Records from a data collection

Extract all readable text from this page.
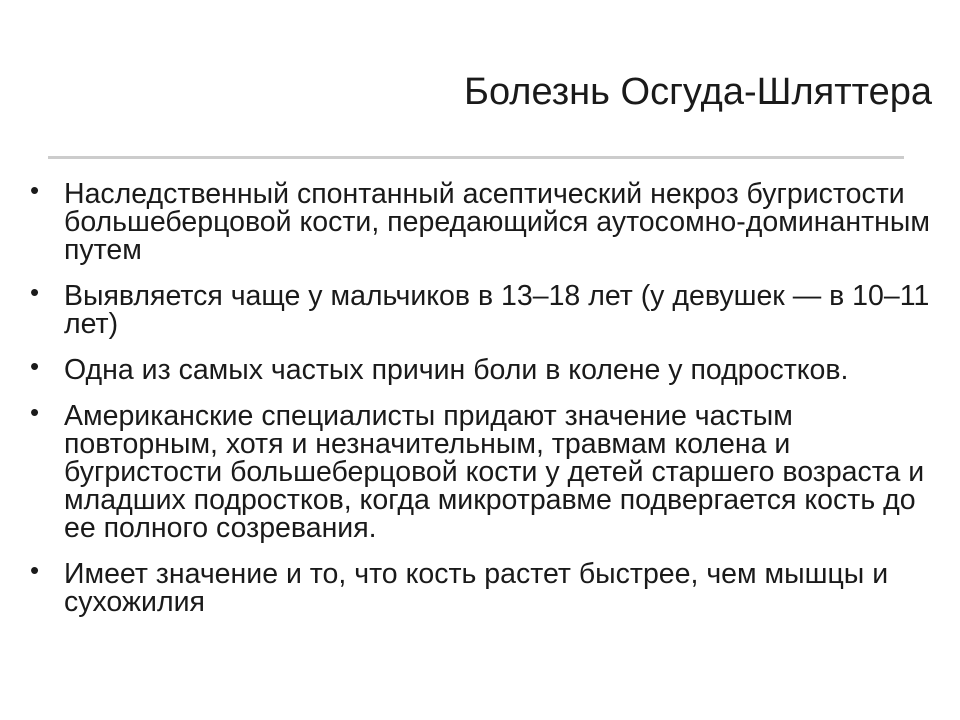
Болезнь Осгуда-Шляттера
• Наследственный спонтанный асептический некроз бугристости большеберцовой кости, передающийся аутосомно-доминантным путем
• Выявляется чаще у мальчиков в 13–18 лет (у девушек — в 10–11 лет)
• Одна из самых частых причин боли в колене у подростков.
• Американские специалисты придают значение частым повторным, хотя и незначительным, травмам колена и бугристости большеберцовой кости у детей старшего возраста и младших подростков, когда микротравме подвергается кость до ее полного созревания.
• Имеет значение и то, что кость растет быстрее, чем мышцы и сухожилия
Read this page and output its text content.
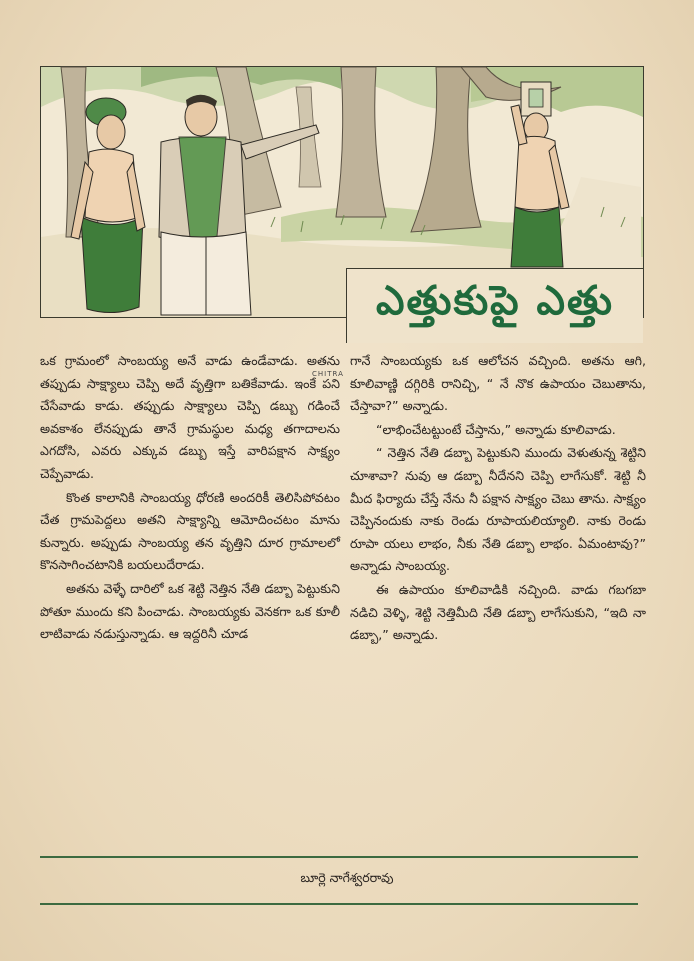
CHITRA
ఎత్తుకుపై ఎత్తు

ఒక గ్రామంలో సాంబయ్య అనే వాడు ఉండేవాడు. అతను తప్పుడు సాక్ష్యాలు చెప్పి అదే వృత్తిగా బతికేవాడు. ఇంకే పని చేసేవాడు కాడు. తప్పుడు సాక్ష్యాలు చెప్పి డబ్బు గడించే అవకాశం లేనప్పుడు తానే గ్రామస్థుల మధ్య తగాదాలను ఎగదోసి, ఎవరు ఎక్కువ డబ్బు ఇస్తే వారిపక్షాన సాక్ష్యం చెప్పేవాడు.

కొంత కాలానికి సాంబయ్య ధోరణి అందరికీ తెలిసిపోవటం చేత గ్రామపెద్దలు అతని సాక్ష్యాన్ని ఆమోదించటం మాను కున్నారు. అప్పుడు సాంబయ్య తన వృత్తిని దూర గ్రామాలలో కొనసాగించటానికి బయలుదేరాడు.

అతను వెళ్ళే దారిలో ఒక శెట్టి నెత్తిన నేతి డబ్బా పెట్టుకుని పోతూ ముందు కని పించాడు. సాంబయ్యకు వెనకగా ఒక కూలీ లాటివాడు నడుస్తున్నాడు. ఆ ఇద్దరినీ చూడ

గానే సాంబయ్యకు ఒక ఆలోచన వచ్చింది. అతను ఆగి, కూలివాణ్ణి దగ్గిరికి రానిచ్చి, “ నే నొక ఉపాయం చెబుతాను, చేస్తావా?” అన్నాడు.

“లాభించేటట్టుంటే చేస్తాను,” అన్నాడు కూలివాడు.

“ నెత్తిన నేతి డబ్బా పెట్టుకుని ముందు వెళుతున్న శెట్టిని చూశావా? నువు ఆ డబ్బా నీదేనని చెప్పి లాగేసుకో. శెట్టి నీ మీద ఫిర్యాదు చేస్తే నేను నీ పక్షాన సాక్ష్యం చెబు తాను. సాక్ష్యం చెప్పినందుకు నాకు రెండు రూపాయలియ్యాలి. నాకు రెండు రూపా యలు లాభం, నీకు నేతి డబ్బా లాభం. ఏమంటావు?” అన్నాడు సాంబయ్య.

ఈ ఉపాయం కూలివాడికి నచ్చింది. వాడు గబగబా నడిచి వెళ్ళి, శెట్టి నెత్తిమీది నేతి డబ్బా లాగేసుకుని, “ఇది నా డబ్బా,” అన్నాడు.

బూర్లె నాగేశ్వరరావు
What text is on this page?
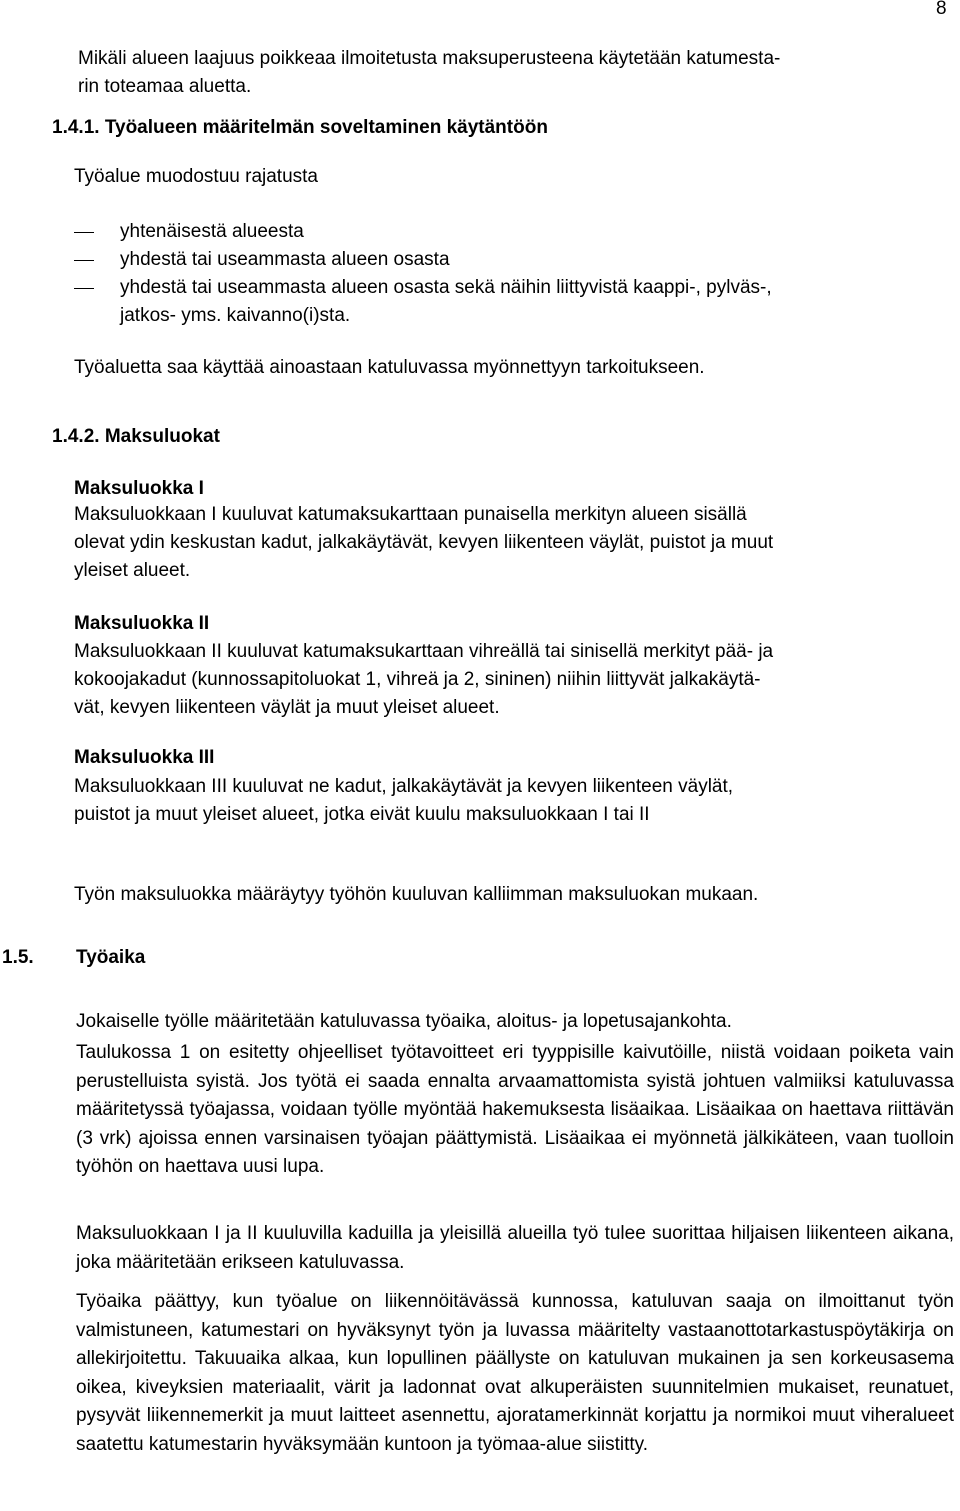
8
Mikäli alueen laajuus poikkeaa ilmoitetusta maksuperusteena käytetään katumesta-
rin toteamaa aluetta.
1.4.1. Työalueen määritelmän soveltaminen käytäntöön
Työalue muodostuu rajatusta
yhtenäisestä alueesta
yhdestä tai useammasta alueen osasta
yhdestä tai useammasta alueen osasta sekä näihin liittyvistä kaappi-, pylväs-,
jatkos- yms. kaivanno(i)sta.
Työaluetta saa käyttää ainoastaan katuluvassa myönnettyyn tarkoitukseen.
1.4.2. Maksuluokat
Maksuluokka I
Maksuluokkaan I kuuluvat katumaksukarttaan punaisella merkityn alueen sisällä
olevat ydin keskustan kadut, jalkakäytävät, kevyen liikenteen väylät, puistot ja muut
yleiset alueet.
Maksuluokka II
Maksuluokkaan II kuuluvat katumaksukarttaan vihreällä tai sinisellä merkityt pää- ja
kokoojakadut (kunnossapitoluokat 1, vihreä ja 2, sininen) niihin liittyvät jalkakäytä-
vät, kevyen liikenteen väylät ja muut yleiset alueet.
Maksuluokka III
Maksuluokkaan III kuuluvat ne kadut, jalkakäytävät ja kevyen liikenteen väylät,
puistot ja muut yleiset alueet, jotka eivät kuulu maksuluokkaan I tai II
Työn maksuluokka määräytyy työhön kuuluvan kalliimman maksuluokan mukaan.
1.5. Työaika
Jokaiselle työlle määritetään katuluvassa työaika, aloitus- ja lopetusajankohta.
Taulukossa 1 on esitetty ohjeelliset työtavoitteet eri tyyppisille kaivutöille, niistä voidaan poiketa vain perustelluista syistä. Jos työtä ei saada ennalta arvaamattomista syistä johtuen valmiiksi katuluvassa määritetyssä työajassa, voidaan työlle myöntää hakemuksesta lisäaikaa. Lisäaikaa on haettava riittävän (3 vrk) ajoissa ennen varsinaisen työajan päättymistä. Lisäaikaa ei myönnetä jälkikäteen, vaan tuolloin työhön on haettava uusi lupa.
Maksuluokkaan I ja II kuuluvilla kaduilla ja yleisillä alueilla työ tulee suorittaa hiljaisen liikenteen aikana, joka määritetään erikseen katuluvassa.
Työaika päättyy, kun työalue on liikennöitävässä kunnossa, katuluvan saaja on ilmoittanut työn valmistuneen, katumestari on hyväksynyt työn ja luvassa määritelty vastaanottotarkastuspöytäkirja on allekirjoitettu. Takuuaika alkaa, kun lopullinen päällyste on katuluvan mukainen ja sen korkeusasema oikea, kiveyksien materiaalit, värit ja ladonnat ovat alkuperäisten suunnitelmien mukaiset, reunatuet, pysyvät liikennemerkit ja muut laitteet asennettu, ajoratamerkinnät korjattu ja normikoi muut viheralueet saatettu katumestarin hyväksymään kuntoon ja työmaa-alue siistitty.
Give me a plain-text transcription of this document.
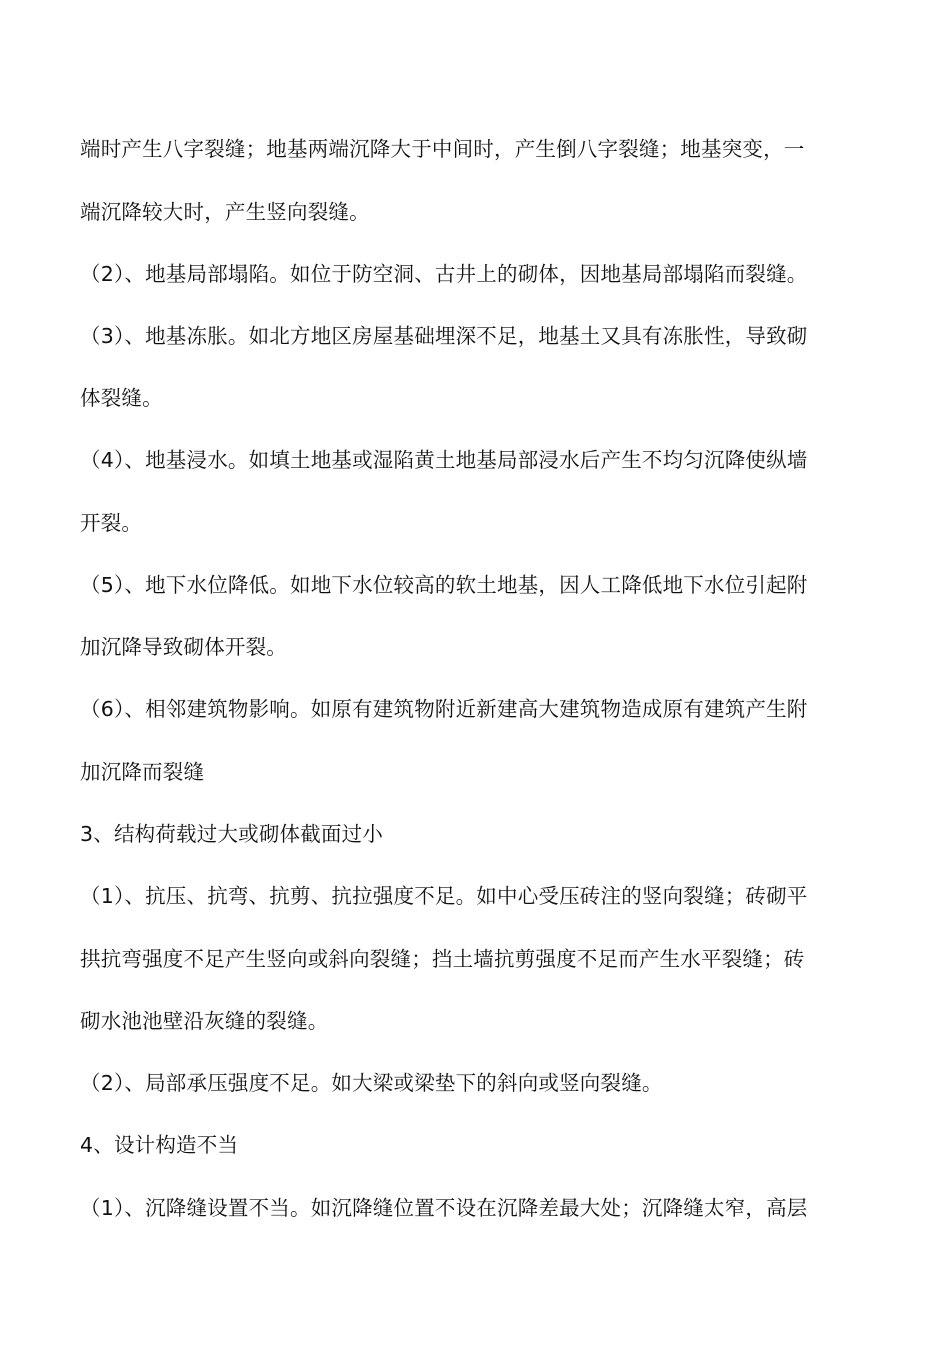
端时产生八字裂缝；地基两端沉降大于中间时，产生倒八字裂缝；地基突变，一
端沉降较大时，产生竖向裂缝。
（2）、地基局部塌陷。如位于防空洞、古井上的砌体，因地基局部塌陷而裂缝。
（3）、地基冻胀。如北方地区房屋基础埋深不足，地基土又具有冻胀性，导致砌
体裂缝。
（4）、地基浸水。如填土地基或湿陷黄土地基局部浸水后产生不均匀沉降使纵墙
开裂。
（5）、地下水位降低。如地下水位较高的软土地基，因人工降低地下水位引起附
加沉降导致砌体开裂。
（6）、相邻建筑物影响。如原有建筑物附近新建高大建筑物造成原有建筑产生附
加沉降而裂缝
3、结构荷载过大或砌体截面过小
（1）、抗压、抗弯、抗剪、抗拉强度不足。如中心受压砖注的竖向裂缝；砖砌平
拱抗弯强度不足产生竖向或斜向裂缝；挡土墙抗剪强度不足而产生水平裂缝；砖
砌水池池壁沿灰缝的裂缝。
（2）、局部承压强度不足。如大梁或梁垫下的斜向或竖向裂缝。
4、设计构造不当
（1）、沉降缝设置不当。如沉降缝位置不设在沉降差最大处；沉降缝太窄，高层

Do this >>
Each line above that holds the string "muut" should be copied and shown.

Answer to the task >>
olevat ydin keskustan kadut, jalkakäytävät, kevyen liikenteen väylät, puistot ja muut
vät, kevyen liikenteen väylät ja muut yleiset alueet.
puistot ja muut yleiset alueet, jotka eivät kuulu maksuluokkaan I tai II
Työaika päättyy, kun työalue on liikennöitävässä kunnossa, katuluvan saaja on ilmoittanut työn valmistuneen, katumestari on hyväksynyt työn ja luvassa määritelty vastaanottotarkastuspöytäkirja on allekirjoitettu. Takuuaika alkaa, kun lopullinen päällyste on katuluvan mukainen ja sen korkeusasema oikea, kiveyksien materiaalit, värit ja ladonnat ovat alkuperäisten suunnitelmien mukaiset, reunatuet, pysyvät liikennemerkit ja muut laitteet asennettu, ajoratamerkinnät korjattu ja normikoi muut viheralueet saatettu katumestarin hyväksymään kuntoon ja työmaa-alue siistitty.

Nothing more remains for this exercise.